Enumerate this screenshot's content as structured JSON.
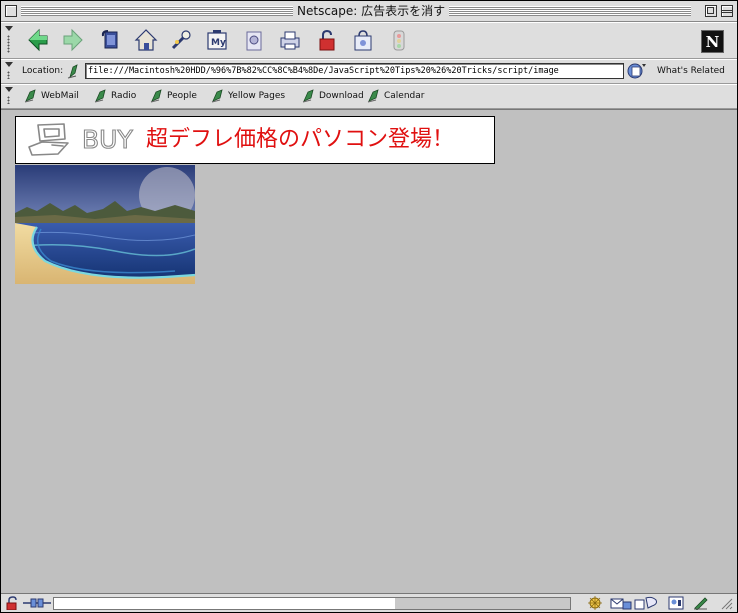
{
  "window": {
    "title": "Netscape: 広告表示を消す"
  },
  "navbar": {
    "buttons": [
      {
        "name": "back",
        "icon": "back-arrow-icon"
      },
      {
        "name": "forward",
        "icon": "forward-arrow-icon"
      },
      {
        "name": "reload",
        "icon": "reload-icon"
      },
      {
        "name": "home",
        "icon": "home-icon"
      },
      {
        "name": "search",
        "icon": "search-icon"
      },
      {
        "name": "my-netscape",
        "icon": "my-netscape-icon"
      },
      {
        "name": "images",
        "icon": "images-icon"
      },
      {
        "name": "print",
        "icon": "print-icon"
      },
      {
        "name": "security",
        "icon": "security-lock-icon"
      },
      {
        "name": "shop",
        "icon": "shop-icon"
      },
      {
        "name": "stop",
        "icon": "stop-icon"
      }
    ],
    "logo": "N"
  },
  "location": {
    "label": "Location:",
    "url": "file:///Macintosh%20HDD/%96%7B%82%CC%8C%B4%8De/JavaScript%20Tips%20%26%20Tricks/script/image",
    "related_label": "What's Related"
  },
  "personal_toolbar": {
    "items": [
      {
        "label": "WebMail"
      },
      {
        "label": "Radio"
      },
      {
        "label": "People"
      },
      {
        "label": "Yellow Pages"
      },
      {
        "label": "Download"
      },
      {
        "label": "Calendar"
      }
    ]
  },
  "content": {
    "banner": {
      "text": "超デフレ価格のパソコン登場！",
      "buy_label": "BUY"
    },
    "background_color": "#c0c0c0"
  },
  "colors": {
    "banner_text": "#e01010",
    "chrome": "#dedede"
  }
}
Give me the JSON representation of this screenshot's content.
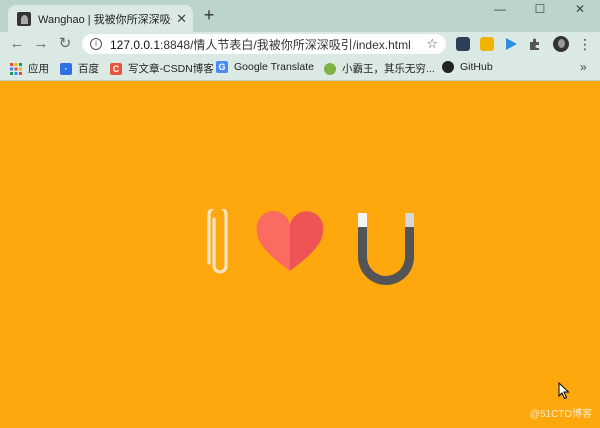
{
  "browser": {
    "tab": {
      "title": "Wanghao | 我被你所深深吸引|",
      "close": "✕"
    },
    "new_tab": "+",
    "window_controls": {
      "minimize": "—",
      "maximize": "☐",
      "close": "✕"
    },
    "nav": {
      "back": "←",
      "forward": "→",
      "reload": "↻"
    },
    "address": {
      "host": "127.0.0.1",
      "rest": ":8848/情人节表白/我被你所深深吸引/index.html"
    },
    "bookmarks": [
      {
        "label": "应用",
        "icon": "apps-grid-icon"
      },
      {
        "label": "百度",
        "icon": "baidu-paw-icon"
      },
      {
        "label": "写文章-CSDN博客",
        "icon": "csdn-c-icon"
      },
      {
        "label": "Google Translate",
        "icon": "google-translate-icon"
      },
      {
        "label": "小霸王，其乐无穷...",
        "icon": "game-icon"
      },
      {
        "label": "GitHub",
        "icon": "github-icon"
      }
    ],
    "bookmarks_more": "»"
  },
  "page": {
    "background": "#ffa80e",
    "icons": [
      "paperclip-icon",
      "heart-icon",
      "magnet-icon"
    ],
    "watermark": "@51CTO博客"
  }
}
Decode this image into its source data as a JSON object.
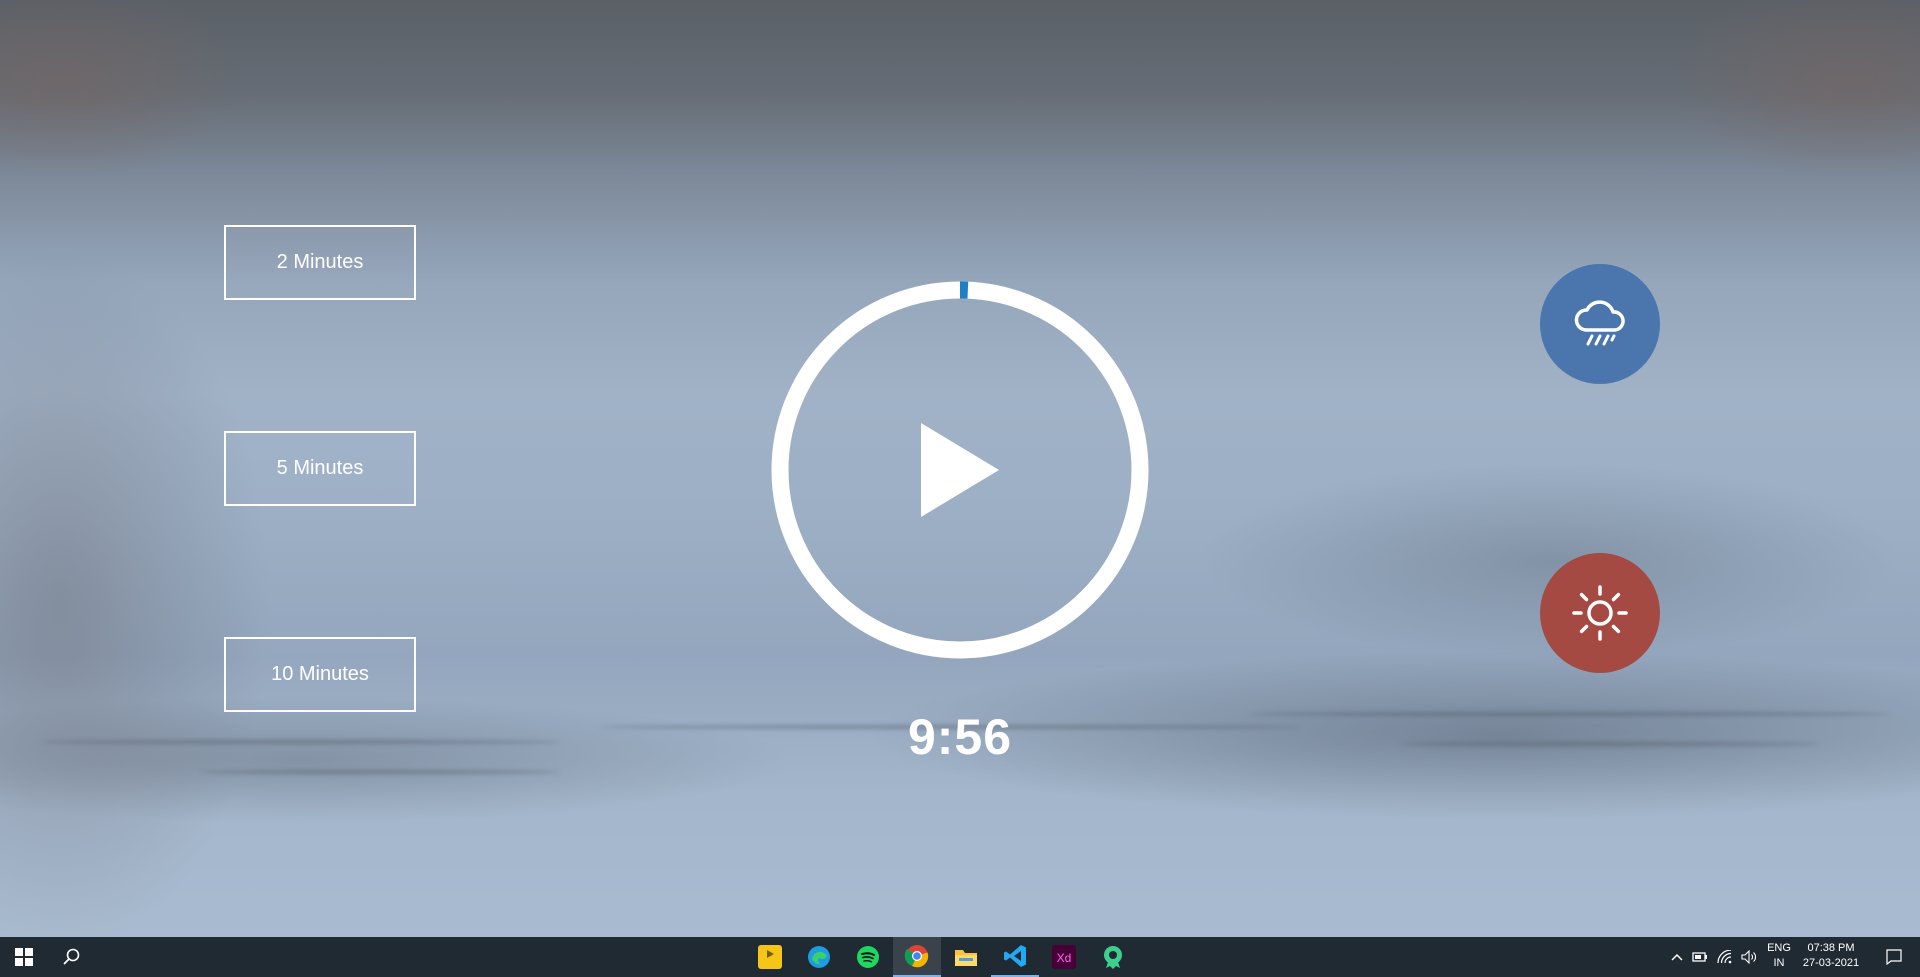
{
  "presets": [
    {
      "label": "2 Minutes"
    },
    {
      "label": "5 Minutes"
    },
    {
      "label": "10 Minutes"
    }
  ],
  "timer": {
    "display": "9:56",
    "progress": 0.007,
    "state_icon": "play-icon",
    "ring_color": "#ffffff",
    "progress_color": "#1f7fc4"
  },
  "sounds": [
    {
      "name": "rain",
      "icon": "rain-cloud-icon",
      "color": "#4a76ad"
    },
    {
      "name": "summer",
      "icon": "sun-icon",
      "color": "#a44a43"
    }
  ],
  "taskbar": {
    "apps": [
      {
        "name": "player",
        "icon": "player-icon",
        "label": "Player"
      },
      {
        "name": "edge",
        "icon": "edge-icon"
      },
      {
        "name": "spotify",
        "icon": "spotify-icon"
      },
      {
        "name": "chrome",
        "icon": "chrome-icon"
      },
      {
        "name": "file-explorer",
        "icon": "folder-icon"
      },
      {
        "name": "vscode",
        "icon": "vscode-icon"
      },
      {
        "name": "adobe-xd",
        "icon": "xd-icon",
        "label": "Xd"
      },
      {
        "name": "green-app",
        "icon": "green-app-icon"
      }
    ],
    "tray": {
      "language": "ENG",
      "region": "IN",
      "time": "07:38 PM",
      "date": "27-03-2021"
    }
  }
}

══════

» SHORT TASK
Can you repeat every record above exactly, apart from the pictures?

» SOLUTION TO THE EXERCISE
Enumerate this screenshot's content as structured JSON.
{
  "window": {
    "title": "Netscape: 広告表示を消す"
  },
  "navbar": {
    "buttons": [
      {
        "name": "back",
        "icon": "back-arrow-icon"
      },
      {
        "name": "forward",
        "icon": "forward-arrow-icon"
      },
      {
        "name": "reload",
        "icon": "reload-icon"
      },
      {
        "name": "home",
        "icon": "home-icon"
      },
      {
        "name": "search",
        "icon": "search-icon"
      },
      {
        "name": "my-netscape",
        "icon": "my-netscape-icon"
      },
      {
        "name": "images",
        "icon": "images-icon"
      },
      {
        "name": "print",
        "icon": "print-icon"
      },
      {
        "name": "security",
        "icon": "security-lock-icon"
      },
      {
        "name": "shop",
        "icon": "shop-icon"
      },
      {
        "name": "stop",
        "icon": "stop-icon"
      }
    ],
    "logo": "N"
  },
  "location": {
    "label": "Location:",
    "url": "file:///Macintosh%20HDD/%96%7B%82%CC%8C%B4%8De/JavaScript%20Tips%20%26%20Tricks/script/image",
    "related_label": "What's Related"
  },
  "personal_toolbar": {
    "items": [
      {
        "label": "WebMail"
      },
      {
        "label": "Radio"
      },
      {
        "label": "People"
      },
      {
        "label": "Yellow Pages"
      },
      {
        "label": "Download"
      },
      {
        "label": "Calendar"
      }
    ]
  },
  "content": {
    "banner": {
      "text": "超デフレ価格のパソコン登場！",
      "buy_label": "BUY"
    },
    "background_color": "#c0c0c0"
  },
  "colors": {
    "banner_text": "#e01010",
    "chrome": "#dedede"
  }
}
Give me the JSON representation of this screenshot's content.
{
  "browser": {
    "tab": {
      "title": "Wanghao | 我被你所深深吸引|",
      "close": "✕"
    },
    "new_tab": "+",
    "window_controls": {
      "minimize": "—",
      "maximize": "☐",
      "close": "✕"
    },
    "nav": {
      "back": "←",
      "forward": "→",
      "reload": "↻"
    },
    "address": {
      "host": "127.0.0.1",
      "rest": ":8848/情人节表白/我被你所深深吸引/index.html"
    },
    "bookmarks": [
      {
        "label": "应用",
        "icon": "apps-grid-icon"
      },
      {
        "label": "百度",
        "icon": "baidu-paw-icon"
      },
      {
        "label": "写文章-CSDN博客",
        "icon": "csdn-c-icon"
      },
      {
        "label": "Google Translate",
        "icon": "google-translate-icon"
      },
      {
        "label": "小霸王，其乐无穷...",
        "icon": "game-icon"
      },
      {
        "label": "GitHub",
        "icon": "github-icon"
      }
    ],
    "bookmarks_more": "»"
  },
  "page": {
    "background": "#ffa80e",
    "icons": [
      "paperclip-icon",
      "heart-icon",
      "magnet-icon"
    ],
    "watermark": "@51CTO博客"
  }
}
Decode this image into its source data as a JSON object.
{
  "presets": [
    {
      "label": "2 Minutes"
    },
    {
      "label": "5 Minutes"
    },
    {
      "label": "10 Minutes"
    }
  ],
  "timer": {
    "display": "9:56",
    "progress": 0.007,
    "state_icon": "play-icon",
    "ring_color": "#ffffff",
    "progress_color": "#1f7fc4"
  },
  "sounds": [
    {
      "name": "rain",
      "icon": "rain-cloud-icon",
      "color": "#4a76ad"
    },
    {
      "name": "summer",
      "icon": "sun-icon",
      "color": "#a44a43"
    }
  ],
  "taskbar": {
    "apps": [
      {
        "name": "player",
        "icon": "player-icon",
        "label": "Player"
      },
      {
        "name": "edge",
        "icon": "edge-icon"
      },
      {
        "name": "spotify",
        "icon": "spotify-icon"
      },
      {
        "name": "chrome",
        "icon": "chrome-icon"
      },
      {
        "name": "file-explorer",
        "icon": "folder-icon"
      },
      {
        "name": "vscode",
        "icon": "vscode-icon"
      },
      {
        "name": "adobe-xd",
        "icon": "xd-icon",
        "label": "Xd"
      },
      {
        "name": "green-app",
        "icon": "green-app-icon"
      }
    ],
    "tray": {
      "language": "ENG",
      "region": "IN",
      "time": "07:38 PM",
      "date": "27-03-2021"
    }
  }
}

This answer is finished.